What the task requires ▸ Copy each line of the listing below exactly.

-- start --

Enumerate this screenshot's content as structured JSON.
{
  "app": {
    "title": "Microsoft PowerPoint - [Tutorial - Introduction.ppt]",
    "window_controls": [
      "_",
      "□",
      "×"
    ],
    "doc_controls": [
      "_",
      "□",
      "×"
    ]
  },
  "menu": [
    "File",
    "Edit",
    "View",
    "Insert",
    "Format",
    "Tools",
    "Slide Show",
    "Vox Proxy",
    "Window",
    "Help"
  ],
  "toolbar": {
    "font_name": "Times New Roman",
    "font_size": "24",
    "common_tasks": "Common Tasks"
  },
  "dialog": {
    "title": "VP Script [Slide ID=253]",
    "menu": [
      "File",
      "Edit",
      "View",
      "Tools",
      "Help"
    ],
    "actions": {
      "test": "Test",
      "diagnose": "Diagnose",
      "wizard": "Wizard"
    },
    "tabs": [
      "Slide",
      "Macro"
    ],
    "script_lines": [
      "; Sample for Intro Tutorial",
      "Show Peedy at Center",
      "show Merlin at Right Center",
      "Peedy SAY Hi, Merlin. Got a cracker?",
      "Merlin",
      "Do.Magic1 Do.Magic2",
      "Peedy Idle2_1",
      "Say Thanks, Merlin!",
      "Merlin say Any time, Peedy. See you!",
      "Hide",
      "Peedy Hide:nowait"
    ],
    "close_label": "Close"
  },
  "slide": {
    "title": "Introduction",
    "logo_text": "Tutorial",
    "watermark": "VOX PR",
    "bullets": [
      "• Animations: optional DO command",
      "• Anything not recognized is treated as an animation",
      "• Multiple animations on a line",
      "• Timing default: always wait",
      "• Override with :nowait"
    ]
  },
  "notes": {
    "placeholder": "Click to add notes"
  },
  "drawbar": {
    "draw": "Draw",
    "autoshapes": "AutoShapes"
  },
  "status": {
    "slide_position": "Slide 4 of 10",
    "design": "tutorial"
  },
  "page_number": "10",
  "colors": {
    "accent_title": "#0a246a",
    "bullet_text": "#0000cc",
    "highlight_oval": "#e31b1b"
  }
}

-- end --

Task output ▸
Enumerate this screenshot's content as structured JSON.
{
  "app": {
    "title": "Microsoft PowerPoint - [Tutorial - Introduction.ppt]",
    "window_controls": [
      "_",
      "□",
      "×"
    ],
    "doc_controls": [
      "_",
      "□",
      "×"
    ]
  },
  "menu": [
    "File",
    "Edit",
    "View",
    "Insert",
    "Format",
    "Tools",
    "Slide Show",
    "Vox Proxy",
    "Window",
    "Help"
  ],
  "toolbar": {
    "font_name": "Times New Roman",
    "font_size": "24",
    "common_tasks": "Common Tasks"
  },
  "dialog": {
    "title": "VP Script [Slide ID=253]",
    "menu": [
      "File",
      "Edit",
      "View",
      "Tools",
      "Help"
    ],
    "actions": {
      "test": "Test",
      "diagnose": "Diagnose",
      "wizard": "Wizard"
    },
    "tabs": [
      "Slide",
      "Macro"
    ],
    "script_lines": [
      "; Sample for Intro Tutorial",
      "Show Peedy at Center",
      "show Merlin at Right Center",
      "Peedy SAY Hi, Merlin. Got a cracker?",
      "Merlin",
      "Do.Magic1 Do.Magic2",
      "Peedy Idle2_1",
      "Say Thanks, Merlin!",
      "Merlin say Any time, Peedy. See you!",
      "Hide",
      "Peedy Hide:nowait"
    ],
    "close_label": "Close"
  },
  "slide": {
    "title": "Introduction",
    "logo_text": "Tutorial",
    "watermark": "VOX PR",
    "bullets": [
      "• Animations: optional DO command",
      "• Anything not recognized is treated as an animation",
      "• Multiple animations on a line",
      "• Timing default: always wait",
      "• Override with :nowait"
    ]
  },
  "notes": {
    "placeholder": "Click to add notes"
  },
  "drawbar": {
    "draw": "Draw",
    "autoshapes": "AutoShapes"
  },
  "status": {
    "slide_position": "Slide 4 of 10",
    "design": "tutorial"
  },
  "page_number": "10",
  "colors": {
    "accent_title": "#0a246a",
    "bullet_text": "#0000cc",
    "highlight_oval": "#e31b1b"
  }
}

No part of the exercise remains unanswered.